**Task:** Without the images, print all the entries below exactly as given.

**Input for this task:**
^^^^^^^^^^^^^^^^

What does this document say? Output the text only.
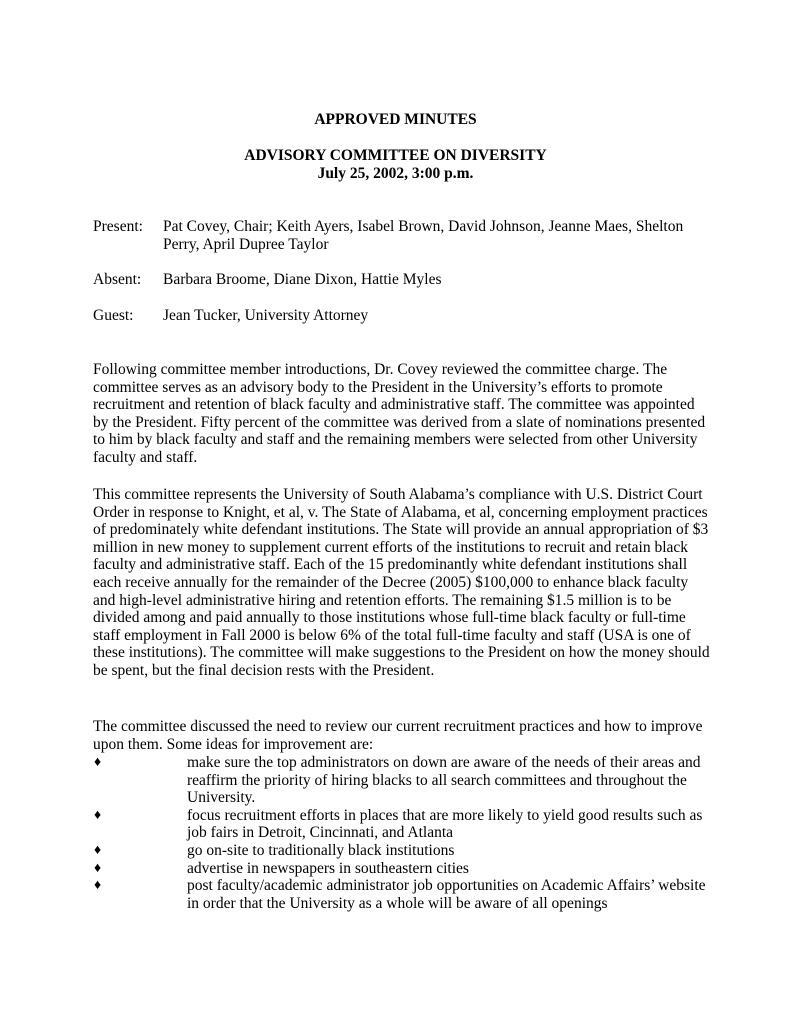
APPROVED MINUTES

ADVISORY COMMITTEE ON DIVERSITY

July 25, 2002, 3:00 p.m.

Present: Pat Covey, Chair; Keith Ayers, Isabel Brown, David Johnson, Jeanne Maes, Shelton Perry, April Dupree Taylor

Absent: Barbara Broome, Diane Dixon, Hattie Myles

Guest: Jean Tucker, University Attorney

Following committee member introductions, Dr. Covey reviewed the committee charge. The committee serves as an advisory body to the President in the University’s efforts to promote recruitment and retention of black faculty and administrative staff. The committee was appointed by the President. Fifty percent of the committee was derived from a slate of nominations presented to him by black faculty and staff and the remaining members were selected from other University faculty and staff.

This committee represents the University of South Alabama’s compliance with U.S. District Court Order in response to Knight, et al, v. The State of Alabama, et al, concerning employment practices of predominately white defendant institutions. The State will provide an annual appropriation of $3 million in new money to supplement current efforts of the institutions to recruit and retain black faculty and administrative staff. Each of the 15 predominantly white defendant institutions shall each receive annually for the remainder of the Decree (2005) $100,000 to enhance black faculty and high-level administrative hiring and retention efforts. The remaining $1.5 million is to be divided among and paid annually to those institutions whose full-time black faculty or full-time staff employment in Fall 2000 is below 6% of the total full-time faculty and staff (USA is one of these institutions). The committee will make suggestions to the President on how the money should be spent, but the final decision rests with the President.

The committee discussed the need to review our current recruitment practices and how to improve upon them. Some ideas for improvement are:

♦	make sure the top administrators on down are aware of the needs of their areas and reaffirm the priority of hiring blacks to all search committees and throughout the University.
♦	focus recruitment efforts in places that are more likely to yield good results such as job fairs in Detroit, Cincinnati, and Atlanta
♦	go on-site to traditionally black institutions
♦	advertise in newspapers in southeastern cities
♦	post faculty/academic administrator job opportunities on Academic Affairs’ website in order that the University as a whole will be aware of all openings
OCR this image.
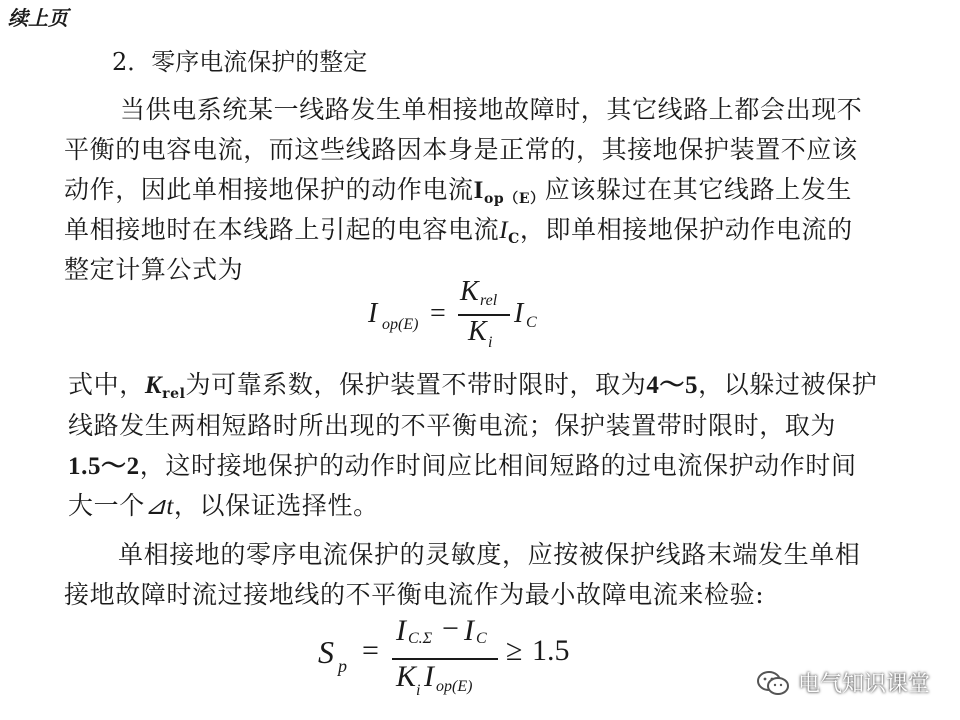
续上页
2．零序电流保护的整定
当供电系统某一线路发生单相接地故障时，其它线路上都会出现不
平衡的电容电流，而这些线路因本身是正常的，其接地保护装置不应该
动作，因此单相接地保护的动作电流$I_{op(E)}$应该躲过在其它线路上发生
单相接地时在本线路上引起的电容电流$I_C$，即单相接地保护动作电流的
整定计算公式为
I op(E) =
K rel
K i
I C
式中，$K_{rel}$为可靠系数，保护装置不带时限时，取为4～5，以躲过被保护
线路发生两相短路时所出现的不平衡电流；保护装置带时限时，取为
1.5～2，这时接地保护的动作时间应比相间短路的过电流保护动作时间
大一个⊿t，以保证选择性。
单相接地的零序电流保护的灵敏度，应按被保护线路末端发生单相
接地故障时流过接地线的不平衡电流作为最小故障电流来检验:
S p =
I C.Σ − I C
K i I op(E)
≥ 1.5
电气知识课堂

^^^^^^^^^^^^^^^^

**Solution to the exercise:**
What does this document say? Output the text only.
APPROVED MINUTES

ADVISORY COMMITTEE ON DIVERSITY

July 25, 2002, 3:00 p.m.

Present: Pat Covey, Chair; Keith Ayers, Isabel Brown, David Johnson, Jeanne Maes, Shelton Perry, April Dupree Taylor

Absent: Barbara Broome, Diane Dixon, Hattie Myles

Guest: Jean Tucker, University Attorney

Following committee member introductions, Dr. Covey reviewed the committee charge. The committee serves as an advisory body to the President in the University’s efforts to promote recruitment and retention of black faculty and administrative staff. The committee was appointed by the President. Fifty percent of the committee was derived from a slate of nominations presented to him by black faculty and staff and the remaining members were selected from other University faculty and staff.

This committee represents the University of South Alabama’s compliance with U.S. District Court Order in response to Knight, et al, v. The State of Alabama, et al, concerning employment practices of predominately white defendant institutions. The State will provide an annual appropriation of $3 million in new money to supplement current efforts of the institutions to recruit and retain black faculty and administrative staff. Each of the 15 predominantly white defendant institutions shall each receive annually for the remainder of the Decree (2005) $100,000 to enhance black faculty and high-level administrative hiring and retention efforts. The remaining $1.5 million is to be divided among and paid annually to those institutions whose full-time black faculty or full-time staff employment in Fall 2000 is below 6% of the total full-time faculty and staff (USA is one of these institutions). The committee will make suggestions to the President on how the money should be spent, but the final decision rests with the President.

The committee discussed the need to review our current recruitment practices and how to improve upon them. Some ideas for improvement are:

♦	make sure the top administrators on down are aware of the needs of their areas and reaffirm the priority of hiring blacks to all search committees and throughout the University.
♦	focus recruitment efforts in places that are more likely to yield good results such as job fairs in Detroit, Cincinnati, and Atlanta
♦	go on-site to traditionally black institutions
♦	advertise in newspapers in southeastern cities
♦	post faculty/academic administrator job opportunities on Academic Affairs’ website in order that the University as a whole will be aware of all openings
OCR this image.
续上页
2．零序电流保护的整定
当供电系统某一线路发生单相接地故障时，其它线路上都会出现不
平衡的电容电流，而这些线路因本身是正常的，其接地保护装置不应该
动作，因此单相接地保护的动作电流$I_{op(E)}$应该躲过在其它线路上发生
单相接地时在本线路上引起的电容电流$I_C$，即单相接地保护动作电流的
整定计算公式为
I op(E) =
K rel
K i
I C
式中，$K_{rel}$为可靠系数，保护装置不带时限时，取为4～5，以躲过被保护
线路发生两相短路时所出现的不平衡电流；保护装置带时限时，取为
1.5～2，这时接地保护的动作时间应比相间短路的过电流保护动作时间
大一个⊿t，以保证选择性。
单相接地的零序电流保护的灵敏度，应按被保护线路末端发生单相
接地故障时流过接地线的不平衡电流作为最小故障电流来检验:
S p =
I C.Σ − I C
K i I op(E)
≥ 1.5
电气知识课堂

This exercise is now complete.